━━ Passage shown

On 9 April 72 years ago Zionist gangs Irgun and Stern committed an appalling massacre in the Jerusalemite village of Deir Yassin killing between 250 and 360 Palestinians including children and women.
According to survivors’ testimonies the terrorist attack on Deir Yassin a village located to the west of Jerusalem City started at 3:00 am. However Irgun and Stern gangs were surprised by the villagers’ fierce resistance.
Four members of the gangs died and 32 others suffered injuries in the confrontations prompting them to seek help from Haganah another Zionist gang which sent reinforcements to the village.
The Zionist gangs opened fire indiscriminately at the villagers. By noon at least 107 people half of whom women children and elders had been murdered. Some were shot while others died when hand grenades were thrown into their homes.
Before the Israeli gangs withdrew from the village several Palestinian villagers who were still alive were taken prisoners loaded into trucks paraded through the streets of the western area of Jerusalem and then taken to a stone quarry near Deir Yassin and shot to death.
International organizations including the Red Cross were denied access to the crime scene to investigate the massacre and find out what happened on the ground.
Menachem Begin one of Israel’s prime ministers who was the leader of the Irgun gang that participated in the attack on Deir Yassin was quoted admitting “Without what was done at Deir Yassin there would not have been a state of Israel… The Arabs began fleeing in panic shouting ‘Deir Yassin.'”
In a book he wrote Begin bragged about this vicious massacre saying that after killing and displacing hundreds of Palestinians only 165000 remained of the nearly 800000 Arabs who lived in the Palestinian territories occupied in 1948.
“We created terror among the Arabs” Begin triumphantly boasted after Deir Yassin. “In one blow we changed the strategic situation.”
The Deir Yassin massacre was the straw that broke the camel’s back during the 1948 war and forced hundreds of Palestinians to flee their homes and villages to other areas in Palestine and neighboring Arab countries.
In the summer of 1949 hundreds of Jewish immigrants settled near Deir Yassin village in a new colony named Givat Shaul Bet.
Some of the village’s buildings are still standing. A psychiatric hospital was built there and some old homes which are located outside the hospital’s site are being used for residential and commercial purposes.

━━━━

> [The task]: Print the section of the Deir Yassin text that starts at the words "Four members of" and ends after the words "on the ground.", reproducing it without any change.

━━ Extracted information

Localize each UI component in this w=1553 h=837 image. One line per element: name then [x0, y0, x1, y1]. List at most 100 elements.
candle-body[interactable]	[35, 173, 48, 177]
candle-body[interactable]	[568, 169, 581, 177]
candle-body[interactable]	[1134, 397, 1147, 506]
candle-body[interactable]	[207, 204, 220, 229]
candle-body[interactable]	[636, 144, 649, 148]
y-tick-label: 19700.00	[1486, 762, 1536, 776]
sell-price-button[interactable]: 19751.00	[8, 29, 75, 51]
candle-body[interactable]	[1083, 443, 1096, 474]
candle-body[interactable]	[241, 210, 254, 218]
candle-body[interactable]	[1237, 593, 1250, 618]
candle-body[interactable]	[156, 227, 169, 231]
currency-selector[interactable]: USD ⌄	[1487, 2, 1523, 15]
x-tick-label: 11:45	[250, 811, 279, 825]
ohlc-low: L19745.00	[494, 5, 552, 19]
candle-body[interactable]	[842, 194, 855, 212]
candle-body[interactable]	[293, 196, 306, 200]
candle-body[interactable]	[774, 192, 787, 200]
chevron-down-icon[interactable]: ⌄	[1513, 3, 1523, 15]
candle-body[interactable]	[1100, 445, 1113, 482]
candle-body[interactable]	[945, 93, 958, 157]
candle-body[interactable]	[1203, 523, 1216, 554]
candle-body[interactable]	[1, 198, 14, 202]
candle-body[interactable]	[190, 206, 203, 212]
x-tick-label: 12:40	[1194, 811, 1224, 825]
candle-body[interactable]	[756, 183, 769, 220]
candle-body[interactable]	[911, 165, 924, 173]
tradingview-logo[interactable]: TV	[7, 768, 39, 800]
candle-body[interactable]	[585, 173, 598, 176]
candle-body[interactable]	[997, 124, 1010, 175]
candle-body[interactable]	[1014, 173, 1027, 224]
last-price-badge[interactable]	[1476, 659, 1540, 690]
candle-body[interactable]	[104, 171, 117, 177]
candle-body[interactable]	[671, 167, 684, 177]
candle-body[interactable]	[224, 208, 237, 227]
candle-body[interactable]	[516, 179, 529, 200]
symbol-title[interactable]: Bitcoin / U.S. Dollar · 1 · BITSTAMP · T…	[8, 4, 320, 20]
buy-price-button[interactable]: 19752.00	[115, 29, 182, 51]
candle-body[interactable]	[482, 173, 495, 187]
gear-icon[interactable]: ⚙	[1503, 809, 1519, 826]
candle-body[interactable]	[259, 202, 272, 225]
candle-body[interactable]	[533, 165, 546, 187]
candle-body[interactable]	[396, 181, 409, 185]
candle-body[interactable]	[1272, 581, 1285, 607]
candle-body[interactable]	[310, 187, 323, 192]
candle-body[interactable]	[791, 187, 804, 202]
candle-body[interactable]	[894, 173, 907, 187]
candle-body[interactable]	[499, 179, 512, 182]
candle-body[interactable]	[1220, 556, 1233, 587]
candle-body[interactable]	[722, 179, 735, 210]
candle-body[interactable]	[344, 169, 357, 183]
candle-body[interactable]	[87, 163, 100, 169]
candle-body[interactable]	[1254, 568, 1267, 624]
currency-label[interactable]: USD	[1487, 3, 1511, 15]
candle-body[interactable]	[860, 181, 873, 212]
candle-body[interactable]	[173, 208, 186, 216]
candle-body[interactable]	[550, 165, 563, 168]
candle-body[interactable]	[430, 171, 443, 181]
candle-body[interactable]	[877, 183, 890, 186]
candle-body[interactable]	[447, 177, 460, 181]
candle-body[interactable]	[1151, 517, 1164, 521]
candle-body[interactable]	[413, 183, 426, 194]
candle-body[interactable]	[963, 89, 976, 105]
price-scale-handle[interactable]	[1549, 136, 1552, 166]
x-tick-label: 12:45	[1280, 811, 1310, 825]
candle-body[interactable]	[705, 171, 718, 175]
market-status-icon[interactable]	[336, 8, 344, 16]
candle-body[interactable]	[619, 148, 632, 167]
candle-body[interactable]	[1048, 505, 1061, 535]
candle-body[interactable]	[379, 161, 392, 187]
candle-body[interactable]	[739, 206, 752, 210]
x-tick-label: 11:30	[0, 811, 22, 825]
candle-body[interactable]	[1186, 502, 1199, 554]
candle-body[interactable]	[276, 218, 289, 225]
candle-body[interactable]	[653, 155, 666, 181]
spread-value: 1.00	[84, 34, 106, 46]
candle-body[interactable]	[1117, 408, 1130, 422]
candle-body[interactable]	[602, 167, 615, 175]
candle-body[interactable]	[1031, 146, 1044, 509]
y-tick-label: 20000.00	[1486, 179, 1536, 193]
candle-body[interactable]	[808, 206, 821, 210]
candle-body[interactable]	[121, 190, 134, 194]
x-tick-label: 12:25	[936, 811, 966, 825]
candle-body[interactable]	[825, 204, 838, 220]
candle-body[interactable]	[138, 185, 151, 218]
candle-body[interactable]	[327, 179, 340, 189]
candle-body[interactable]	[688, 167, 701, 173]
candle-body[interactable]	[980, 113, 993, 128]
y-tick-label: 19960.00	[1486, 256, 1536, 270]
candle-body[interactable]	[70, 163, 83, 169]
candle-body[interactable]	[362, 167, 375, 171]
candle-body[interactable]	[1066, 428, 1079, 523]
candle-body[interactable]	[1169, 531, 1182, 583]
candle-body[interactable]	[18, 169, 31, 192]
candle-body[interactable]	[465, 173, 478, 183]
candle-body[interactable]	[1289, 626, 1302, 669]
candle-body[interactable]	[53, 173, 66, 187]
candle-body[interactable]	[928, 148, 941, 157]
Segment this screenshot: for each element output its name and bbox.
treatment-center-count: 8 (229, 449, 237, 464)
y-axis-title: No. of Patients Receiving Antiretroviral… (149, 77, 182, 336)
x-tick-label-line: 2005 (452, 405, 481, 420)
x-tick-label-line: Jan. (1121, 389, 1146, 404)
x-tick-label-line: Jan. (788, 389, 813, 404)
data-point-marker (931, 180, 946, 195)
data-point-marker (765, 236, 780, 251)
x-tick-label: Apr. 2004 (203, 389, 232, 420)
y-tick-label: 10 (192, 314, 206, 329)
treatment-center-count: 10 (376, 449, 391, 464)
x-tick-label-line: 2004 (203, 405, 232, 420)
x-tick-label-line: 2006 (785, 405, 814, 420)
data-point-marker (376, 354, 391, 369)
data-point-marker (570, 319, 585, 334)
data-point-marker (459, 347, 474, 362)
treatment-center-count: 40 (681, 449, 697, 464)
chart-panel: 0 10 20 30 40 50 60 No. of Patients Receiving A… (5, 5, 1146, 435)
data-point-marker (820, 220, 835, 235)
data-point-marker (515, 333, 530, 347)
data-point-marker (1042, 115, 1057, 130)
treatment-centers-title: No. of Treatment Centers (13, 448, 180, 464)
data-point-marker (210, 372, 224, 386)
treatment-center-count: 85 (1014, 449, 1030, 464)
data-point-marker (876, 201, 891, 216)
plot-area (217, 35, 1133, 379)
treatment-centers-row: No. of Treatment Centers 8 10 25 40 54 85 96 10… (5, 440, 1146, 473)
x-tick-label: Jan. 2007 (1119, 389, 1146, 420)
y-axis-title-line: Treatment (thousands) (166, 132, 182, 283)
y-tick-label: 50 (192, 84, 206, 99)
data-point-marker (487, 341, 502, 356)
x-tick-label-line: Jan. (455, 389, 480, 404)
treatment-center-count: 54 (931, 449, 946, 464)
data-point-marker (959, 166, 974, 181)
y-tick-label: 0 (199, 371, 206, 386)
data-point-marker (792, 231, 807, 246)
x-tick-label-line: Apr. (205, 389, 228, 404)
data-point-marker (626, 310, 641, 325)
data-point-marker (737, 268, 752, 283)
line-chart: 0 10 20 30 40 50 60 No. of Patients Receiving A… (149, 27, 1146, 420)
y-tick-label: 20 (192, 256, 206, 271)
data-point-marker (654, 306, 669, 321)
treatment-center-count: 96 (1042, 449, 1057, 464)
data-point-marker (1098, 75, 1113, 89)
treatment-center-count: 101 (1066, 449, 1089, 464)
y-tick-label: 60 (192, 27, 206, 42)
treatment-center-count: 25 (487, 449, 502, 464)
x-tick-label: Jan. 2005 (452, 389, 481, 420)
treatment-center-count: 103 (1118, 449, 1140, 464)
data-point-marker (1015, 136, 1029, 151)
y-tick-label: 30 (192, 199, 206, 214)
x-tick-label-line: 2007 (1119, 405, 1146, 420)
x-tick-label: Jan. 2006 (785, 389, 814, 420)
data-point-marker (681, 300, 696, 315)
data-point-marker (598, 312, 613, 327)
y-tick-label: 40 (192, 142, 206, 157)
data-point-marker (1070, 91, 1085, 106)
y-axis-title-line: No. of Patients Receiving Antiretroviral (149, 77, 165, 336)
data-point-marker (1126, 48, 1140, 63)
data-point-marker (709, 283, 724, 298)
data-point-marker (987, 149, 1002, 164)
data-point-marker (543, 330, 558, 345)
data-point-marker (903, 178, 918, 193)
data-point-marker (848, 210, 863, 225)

━━━━

> [Task output]:
Four members of the gangs died and 32 others suffered injuries in the confrontations prompting them to seek help from Haganah another Zionist gang which sent reinforcements to the village.
The Zionist gangs opened fire indiscriminately at the villagers. By noon at least 107 people half of whom women children and elders had been murdered. Some were shot while others died when hand grenades were thrown into their homes.
Before the Israeli gangs withdrew from the village several Palestinian villagers who were still alive were taken prisoners loaded into trucks paraded through the streets of the western area of Jerusalem and then taken to a stone quarry near Deir Yassin and shot to death.
International organizations including the Red Cross were denied access to the crime scene to investigate the massacre and find out what happened on the ground.